■ What is needed:
Only lines with the string "JSON" matter here; gather them from the material below.

(Figure dataset records)
++++++

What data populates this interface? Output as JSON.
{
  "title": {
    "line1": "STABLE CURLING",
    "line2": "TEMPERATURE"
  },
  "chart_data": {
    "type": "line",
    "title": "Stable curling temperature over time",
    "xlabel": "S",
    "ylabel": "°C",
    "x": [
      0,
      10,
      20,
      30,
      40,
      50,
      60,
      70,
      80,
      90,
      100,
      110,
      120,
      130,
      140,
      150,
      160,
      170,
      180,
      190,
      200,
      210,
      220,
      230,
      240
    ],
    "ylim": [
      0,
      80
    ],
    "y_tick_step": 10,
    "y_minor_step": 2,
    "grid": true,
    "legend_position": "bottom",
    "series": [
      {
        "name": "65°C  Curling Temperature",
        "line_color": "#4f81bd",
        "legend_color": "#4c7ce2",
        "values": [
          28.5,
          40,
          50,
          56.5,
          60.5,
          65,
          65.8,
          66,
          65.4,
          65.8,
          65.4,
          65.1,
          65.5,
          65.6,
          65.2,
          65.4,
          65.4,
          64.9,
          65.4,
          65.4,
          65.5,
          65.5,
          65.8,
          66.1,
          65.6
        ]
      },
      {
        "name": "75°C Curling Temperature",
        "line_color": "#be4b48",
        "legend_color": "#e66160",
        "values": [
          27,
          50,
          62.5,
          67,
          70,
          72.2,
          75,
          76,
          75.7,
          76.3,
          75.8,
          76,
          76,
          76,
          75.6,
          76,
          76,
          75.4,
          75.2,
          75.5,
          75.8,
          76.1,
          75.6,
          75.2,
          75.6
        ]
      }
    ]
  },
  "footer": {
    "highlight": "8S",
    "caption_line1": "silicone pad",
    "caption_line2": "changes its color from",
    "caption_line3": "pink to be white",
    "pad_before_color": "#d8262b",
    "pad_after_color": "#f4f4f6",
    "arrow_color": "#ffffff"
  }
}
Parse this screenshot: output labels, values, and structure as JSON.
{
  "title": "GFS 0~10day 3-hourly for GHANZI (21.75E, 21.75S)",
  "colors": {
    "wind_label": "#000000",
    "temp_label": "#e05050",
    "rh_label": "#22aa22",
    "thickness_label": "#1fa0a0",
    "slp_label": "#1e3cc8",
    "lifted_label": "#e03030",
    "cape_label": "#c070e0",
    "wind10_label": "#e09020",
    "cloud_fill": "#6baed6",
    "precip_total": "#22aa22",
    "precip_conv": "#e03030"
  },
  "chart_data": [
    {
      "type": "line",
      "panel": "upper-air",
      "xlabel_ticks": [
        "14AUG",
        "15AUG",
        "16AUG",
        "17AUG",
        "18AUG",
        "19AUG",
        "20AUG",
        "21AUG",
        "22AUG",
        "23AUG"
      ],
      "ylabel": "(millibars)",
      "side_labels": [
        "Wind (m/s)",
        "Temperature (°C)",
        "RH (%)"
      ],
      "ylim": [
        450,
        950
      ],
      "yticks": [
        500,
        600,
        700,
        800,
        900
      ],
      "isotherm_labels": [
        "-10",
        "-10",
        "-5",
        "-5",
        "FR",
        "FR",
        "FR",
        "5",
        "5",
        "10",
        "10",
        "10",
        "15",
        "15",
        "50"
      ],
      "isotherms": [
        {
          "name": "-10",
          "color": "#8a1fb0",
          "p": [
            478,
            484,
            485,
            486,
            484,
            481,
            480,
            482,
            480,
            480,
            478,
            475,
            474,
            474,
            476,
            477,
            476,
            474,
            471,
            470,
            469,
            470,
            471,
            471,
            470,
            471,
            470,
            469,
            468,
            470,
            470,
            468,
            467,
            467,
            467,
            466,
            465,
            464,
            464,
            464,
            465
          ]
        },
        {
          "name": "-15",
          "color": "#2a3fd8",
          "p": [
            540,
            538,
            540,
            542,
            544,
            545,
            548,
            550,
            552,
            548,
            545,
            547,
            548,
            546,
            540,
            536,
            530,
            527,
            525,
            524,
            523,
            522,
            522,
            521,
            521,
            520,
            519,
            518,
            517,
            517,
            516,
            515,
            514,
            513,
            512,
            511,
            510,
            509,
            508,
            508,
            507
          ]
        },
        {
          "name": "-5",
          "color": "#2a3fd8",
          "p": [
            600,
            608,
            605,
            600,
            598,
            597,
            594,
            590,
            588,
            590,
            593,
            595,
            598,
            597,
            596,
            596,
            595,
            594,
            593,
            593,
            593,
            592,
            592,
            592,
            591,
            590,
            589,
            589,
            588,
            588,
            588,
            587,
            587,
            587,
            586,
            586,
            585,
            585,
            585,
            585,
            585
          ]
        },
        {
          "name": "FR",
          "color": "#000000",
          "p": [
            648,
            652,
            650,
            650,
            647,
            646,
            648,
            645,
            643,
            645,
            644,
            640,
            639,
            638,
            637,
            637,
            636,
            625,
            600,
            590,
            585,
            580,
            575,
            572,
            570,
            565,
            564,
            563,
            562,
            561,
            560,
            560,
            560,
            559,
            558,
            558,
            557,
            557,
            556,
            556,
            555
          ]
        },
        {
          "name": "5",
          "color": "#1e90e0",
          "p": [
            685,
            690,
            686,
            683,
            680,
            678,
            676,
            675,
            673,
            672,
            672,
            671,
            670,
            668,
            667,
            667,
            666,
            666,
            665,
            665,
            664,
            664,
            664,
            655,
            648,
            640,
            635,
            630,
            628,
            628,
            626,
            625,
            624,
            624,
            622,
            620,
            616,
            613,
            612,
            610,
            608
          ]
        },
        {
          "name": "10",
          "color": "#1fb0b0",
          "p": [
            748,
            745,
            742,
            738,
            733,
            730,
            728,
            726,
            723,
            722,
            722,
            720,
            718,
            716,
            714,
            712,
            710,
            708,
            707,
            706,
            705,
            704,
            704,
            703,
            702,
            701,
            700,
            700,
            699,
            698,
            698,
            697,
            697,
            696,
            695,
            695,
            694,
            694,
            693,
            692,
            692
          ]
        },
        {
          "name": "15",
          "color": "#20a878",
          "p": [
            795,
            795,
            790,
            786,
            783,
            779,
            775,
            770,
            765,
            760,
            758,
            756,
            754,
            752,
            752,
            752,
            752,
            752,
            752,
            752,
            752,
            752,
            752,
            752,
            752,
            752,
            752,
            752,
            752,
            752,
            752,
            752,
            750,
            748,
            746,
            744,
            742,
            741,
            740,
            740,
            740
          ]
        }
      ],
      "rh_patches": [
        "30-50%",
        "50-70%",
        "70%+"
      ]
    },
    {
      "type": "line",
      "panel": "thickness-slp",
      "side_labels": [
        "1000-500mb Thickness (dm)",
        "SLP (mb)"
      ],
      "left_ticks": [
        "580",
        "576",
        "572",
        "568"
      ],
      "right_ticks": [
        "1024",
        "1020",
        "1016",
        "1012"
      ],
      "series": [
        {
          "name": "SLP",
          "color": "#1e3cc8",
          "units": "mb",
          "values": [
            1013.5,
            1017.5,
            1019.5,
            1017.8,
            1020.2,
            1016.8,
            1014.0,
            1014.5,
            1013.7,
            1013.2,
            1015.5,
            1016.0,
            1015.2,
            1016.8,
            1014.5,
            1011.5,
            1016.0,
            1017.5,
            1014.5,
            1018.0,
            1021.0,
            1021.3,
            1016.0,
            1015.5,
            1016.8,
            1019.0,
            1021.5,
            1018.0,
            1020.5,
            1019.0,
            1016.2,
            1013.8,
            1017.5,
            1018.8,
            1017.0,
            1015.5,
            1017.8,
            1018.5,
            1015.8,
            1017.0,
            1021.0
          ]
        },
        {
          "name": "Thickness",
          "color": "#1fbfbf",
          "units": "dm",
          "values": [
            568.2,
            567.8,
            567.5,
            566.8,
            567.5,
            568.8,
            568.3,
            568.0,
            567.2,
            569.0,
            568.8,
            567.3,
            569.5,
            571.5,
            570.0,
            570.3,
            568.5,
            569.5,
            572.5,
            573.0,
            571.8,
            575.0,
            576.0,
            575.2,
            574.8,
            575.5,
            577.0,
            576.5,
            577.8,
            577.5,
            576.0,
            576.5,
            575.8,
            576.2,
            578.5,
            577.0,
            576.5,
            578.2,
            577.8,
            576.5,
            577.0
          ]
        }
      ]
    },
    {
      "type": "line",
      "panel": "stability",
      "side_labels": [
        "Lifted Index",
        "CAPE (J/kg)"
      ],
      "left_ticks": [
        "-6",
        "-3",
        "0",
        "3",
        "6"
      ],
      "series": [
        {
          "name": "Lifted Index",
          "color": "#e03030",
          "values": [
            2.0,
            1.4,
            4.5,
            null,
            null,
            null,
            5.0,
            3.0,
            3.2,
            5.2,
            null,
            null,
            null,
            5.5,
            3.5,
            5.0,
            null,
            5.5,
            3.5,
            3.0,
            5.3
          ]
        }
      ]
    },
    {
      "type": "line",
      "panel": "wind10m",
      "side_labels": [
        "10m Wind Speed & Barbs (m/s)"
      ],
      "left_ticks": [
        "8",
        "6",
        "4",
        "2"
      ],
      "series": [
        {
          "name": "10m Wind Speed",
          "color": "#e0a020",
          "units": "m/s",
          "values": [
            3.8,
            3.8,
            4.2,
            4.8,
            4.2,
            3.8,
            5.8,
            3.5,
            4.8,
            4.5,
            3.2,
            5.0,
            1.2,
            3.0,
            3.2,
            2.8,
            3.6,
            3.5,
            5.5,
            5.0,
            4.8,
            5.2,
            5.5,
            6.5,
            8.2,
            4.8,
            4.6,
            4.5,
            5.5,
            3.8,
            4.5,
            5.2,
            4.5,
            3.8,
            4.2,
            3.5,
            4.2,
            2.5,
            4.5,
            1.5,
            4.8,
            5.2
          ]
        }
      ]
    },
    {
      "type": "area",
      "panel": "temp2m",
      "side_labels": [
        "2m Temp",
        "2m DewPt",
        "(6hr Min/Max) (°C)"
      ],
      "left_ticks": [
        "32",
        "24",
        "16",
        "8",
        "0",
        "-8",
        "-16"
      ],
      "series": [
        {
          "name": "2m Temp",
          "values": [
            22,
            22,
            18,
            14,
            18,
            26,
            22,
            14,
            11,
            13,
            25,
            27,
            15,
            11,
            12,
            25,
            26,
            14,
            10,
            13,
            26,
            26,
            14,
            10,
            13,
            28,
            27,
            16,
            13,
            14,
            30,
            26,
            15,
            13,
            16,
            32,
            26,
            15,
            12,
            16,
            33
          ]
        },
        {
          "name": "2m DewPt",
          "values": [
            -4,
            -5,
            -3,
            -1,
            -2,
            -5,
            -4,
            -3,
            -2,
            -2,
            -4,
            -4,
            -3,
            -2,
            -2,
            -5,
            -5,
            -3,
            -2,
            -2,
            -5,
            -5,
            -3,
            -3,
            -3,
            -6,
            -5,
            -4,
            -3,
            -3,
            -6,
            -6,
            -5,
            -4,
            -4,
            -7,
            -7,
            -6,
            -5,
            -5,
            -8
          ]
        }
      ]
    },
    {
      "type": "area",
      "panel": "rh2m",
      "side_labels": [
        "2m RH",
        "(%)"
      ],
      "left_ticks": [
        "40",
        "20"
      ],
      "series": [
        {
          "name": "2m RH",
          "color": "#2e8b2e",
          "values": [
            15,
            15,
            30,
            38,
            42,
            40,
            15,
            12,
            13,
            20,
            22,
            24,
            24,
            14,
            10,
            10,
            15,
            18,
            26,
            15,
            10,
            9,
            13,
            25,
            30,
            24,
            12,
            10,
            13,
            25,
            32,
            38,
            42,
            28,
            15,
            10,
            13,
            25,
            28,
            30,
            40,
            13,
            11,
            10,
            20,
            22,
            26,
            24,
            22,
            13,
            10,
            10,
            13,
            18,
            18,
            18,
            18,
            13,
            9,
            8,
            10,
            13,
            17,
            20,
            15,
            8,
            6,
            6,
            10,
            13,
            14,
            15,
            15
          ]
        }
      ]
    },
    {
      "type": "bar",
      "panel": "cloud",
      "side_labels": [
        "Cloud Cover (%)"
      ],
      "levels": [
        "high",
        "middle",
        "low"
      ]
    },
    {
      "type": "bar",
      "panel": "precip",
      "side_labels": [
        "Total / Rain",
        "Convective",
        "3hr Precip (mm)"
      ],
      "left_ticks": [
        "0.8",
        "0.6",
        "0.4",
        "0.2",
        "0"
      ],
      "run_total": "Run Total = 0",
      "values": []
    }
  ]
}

++++++

■ Solution for this problem:
What data populates this interface? Output as JSON.
Parse this screenshot: output labels, values, and structure as JSON.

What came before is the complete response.